--- start ---
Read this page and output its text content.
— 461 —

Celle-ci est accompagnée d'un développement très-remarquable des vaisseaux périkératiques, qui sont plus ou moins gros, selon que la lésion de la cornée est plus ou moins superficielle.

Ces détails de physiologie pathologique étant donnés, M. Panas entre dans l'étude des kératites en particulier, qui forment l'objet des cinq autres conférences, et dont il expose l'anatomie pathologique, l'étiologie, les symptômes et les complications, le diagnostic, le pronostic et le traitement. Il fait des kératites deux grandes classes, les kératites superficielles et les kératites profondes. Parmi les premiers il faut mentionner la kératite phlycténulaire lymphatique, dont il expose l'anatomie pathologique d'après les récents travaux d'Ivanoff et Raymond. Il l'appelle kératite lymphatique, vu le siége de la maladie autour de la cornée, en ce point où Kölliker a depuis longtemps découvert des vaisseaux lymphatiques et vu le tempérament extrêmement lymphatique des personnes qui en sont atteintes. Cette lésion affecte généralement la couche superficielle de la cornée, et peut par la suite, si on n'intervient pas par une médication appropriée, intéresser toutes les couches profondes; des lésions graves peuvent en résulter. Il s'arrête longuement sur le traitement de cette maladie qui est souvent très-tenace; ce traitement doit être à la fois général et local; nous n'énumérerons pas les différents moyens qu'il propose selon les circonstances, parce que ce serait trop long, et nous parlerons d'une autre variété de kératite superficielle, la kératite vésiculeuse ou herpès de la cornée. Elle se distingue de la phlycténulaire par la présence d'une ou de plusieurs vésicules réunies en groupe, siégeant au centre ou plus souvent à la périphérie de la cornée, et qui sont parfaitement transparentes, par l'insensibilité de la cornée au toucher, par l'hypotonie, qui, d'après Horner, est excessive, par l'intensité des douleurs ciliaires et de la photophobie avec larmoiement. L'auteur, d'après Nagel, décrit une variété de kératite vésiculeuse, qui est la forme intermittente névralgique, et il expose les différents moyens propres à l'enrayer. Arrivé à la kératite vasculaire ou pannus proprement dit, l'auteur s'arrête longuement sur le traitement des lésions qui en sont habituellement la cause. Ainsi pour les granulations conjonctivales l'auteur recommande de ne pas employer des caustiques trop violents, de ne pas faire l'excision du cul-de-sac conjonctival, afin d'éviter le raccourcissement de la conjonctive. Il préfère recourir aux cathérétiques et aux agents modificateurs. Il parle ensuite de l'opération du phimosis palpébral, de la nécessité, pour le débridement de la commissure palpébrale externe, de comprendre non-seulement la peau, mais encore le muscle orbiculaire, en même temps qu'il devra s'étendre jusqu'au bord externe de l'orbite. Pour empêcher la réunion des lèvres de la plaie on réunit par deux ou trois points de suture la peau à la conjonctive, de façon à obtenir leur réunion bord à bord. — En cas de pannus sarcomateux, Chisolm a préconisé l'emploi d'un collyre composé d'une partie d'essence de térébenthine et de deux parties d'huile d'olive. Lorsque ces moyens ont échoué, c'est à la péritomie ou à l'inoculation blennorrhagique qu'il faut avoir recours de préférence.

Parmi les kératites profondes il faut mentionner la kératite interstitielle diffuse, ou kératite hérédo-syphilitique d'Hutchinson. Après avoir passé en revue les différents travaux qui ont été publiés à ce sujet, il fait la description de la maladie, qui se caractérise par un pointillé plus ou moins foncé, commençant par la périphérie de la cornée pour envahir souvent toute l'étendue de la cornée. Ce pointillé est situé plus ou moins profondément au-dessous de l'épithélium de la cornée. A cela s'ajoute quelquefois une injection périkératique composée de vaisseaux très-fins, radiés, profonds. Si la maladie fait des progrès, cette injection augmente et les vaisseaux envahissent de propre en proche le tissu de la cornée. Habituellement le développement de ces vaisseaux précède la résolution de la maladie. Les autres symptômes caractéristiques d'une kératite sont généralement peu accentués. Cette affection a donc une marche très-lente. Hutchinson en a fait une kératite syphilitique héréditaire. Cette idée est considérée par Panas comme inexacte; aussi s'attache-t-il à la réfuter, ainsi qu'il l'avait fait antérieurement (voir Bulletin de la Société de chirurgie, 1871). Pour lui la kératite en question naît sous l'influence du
--- end ---
- To do: Return every line exactly.

- Answer to this exercise:
Read this page and output its text content.
— 461 —

Celle-ci est accompagnée d'un développement très-remarquable des vaisseaux périkératiques, qui sont plus ou moins gros, selon que la lésion de la cornée est plus ou moins superficielle.

Ces détails de physiologie pathologique étant donnés, M. Panas entre dans l'étude des kératites en particulier, qui forment l'objet des cinq autres conférences, et dont il expose l'anatomie pathologique, l'étiologie, les symptômes et les complications, le diagnostic, le pronostic et le traitement. Il fait des kératites deux grandes classes, les kératites superficielles et les kératites profondes. Parmi les premiers il faut mentionner la kératite phlycténulaire lymphatique, dont il expose l'anatomie pathologique d'après les récents travaux d'Ivanoff et Raymond. Il l'appelle kératite lymphatique, vu le siége de la maladie autour de la cornée, en ce point où Kölliker a depuis longtemps découvert des vaisseaux lymphatiques et vu le tempérament extrêmement lymphatique des personnes qui en sont atteintes. Cette lésion affecte généralement la couche superficielle de la cornée, et peut par la suite, si on n'intervient pas par une médication appropriée, intéresser toutes les couches profondes; des lésions graves peuvent en résulter. Il s'arrête longuement sur le traitement de cette maladie qui est souvent très-tenace; ce traitement doit être à la fois général et local; nous n'énumérerons pas les différents moyens qu'il propose selon les circonstances, parce que ce serait trop long, et nous parlerons d'une autre variété de kératite superficielle, la kératite vésiculeuse ou herpès de la cornée. Elle se distingue de la phlycténulaire par la présence d'une ou de plusieurs vésicules réunies en groupe, siégeant au centre ou plus souvent à la périphérie de la cornée, et qui sont parfaitement transparentes, par l'insensibilité de la cornée au toucher, par l'hypotonie, qui, d'après Horner, est excessive, par l'intensité des douleurs ciliaires et de la photophobie avec larmoiement. L'auteur, d'après Nagel, décrit une variété de kératite vésiculeuse, qui est la forme intermittente névralgique, et il expose les différents moyens propres à l'enrayer. Arrivé à la kératite vasculaire ou pannus proprement dit, l'auteur s'arrête longuement sur le traitement des lésions qui en sont habituellement la cause. Ainsi pour les granulations conjonctivales l'auteur recommande de ne pas employer des caustiques trop violents, de ne pas faire l'excision du cul-de-sac conjonctival, afin d'éviter le raccourcissement de la conjonctive. Il préfère recourir aux cathérétiques et aux agents modificateurs. Il parle ensuite de l'opération du phimosis palpébral, de la nécessité, pour le débridement de la commissure palpébrale externe, de comprendre non-seulement la peau, mais encore le muscle orbiculaire, en même temps qu'il devra s'étendre jusqu'au bord externe de l'orbite. Pour empêcher la réunion des lèvres de la plaie on réunit par deux ou trois points de suture la peau à la conjonctive, de façon à obtenir leur réunion bord à bord. — En cas de pannus sarcomateux, Chisolm a préconisé l'emploi d'un collyre composé d'une partie d'essence de térébenthine et de deux parties d'huile d'olive. Lorsque ces moyens ont échoué, c'est à la péritomie ou à l'inoculation blennorrhagique qu'il faut avoir recours de préférence.

Parmi les kératites profondes il faut mentionner la kératite interstitielle diffuse, ou kératite hérédo-syphilitique d'Hutchinson. Après avoir passé en revue les différents travaux qui ont été publiés à ce sujet, il fait la description de la maladie, qui se caractérise par un pointillé plus ou moins foncé, commençant par la périphérie de la cornée pour envahir souvent toute l'étendue de la cornée. Ce pointillé est situé plus ou moins profondément au-dessous de l'épithélium de la cornée. A cela s'ajoute quelquefois une injection périkératique composée de vaisseaux très-fins, radiés, profonds. Si la maladie fait des progrès, cette injection augmente et les vaisseaux envahissent de propre en proche le tissu de la cornée. Habituellement le développement de ces vaisseaux précède la résolution de la maladie. Les autres symptômes caractéristiques d'une kératite sont généralement peu accentués. Cette affection a donc une marche très-lente. Hutchinson en a fait une kératite syphilitique héréditaire. Cette idée est considérée par Panas comme inexacte; aussi s'attache-t-il à la réfuter, ainsi qu'il l'avait fait antérieurement (voir Bulletin de la Société de chirurgie, 1871). Pour lui la kératite en question naît sous l'influence du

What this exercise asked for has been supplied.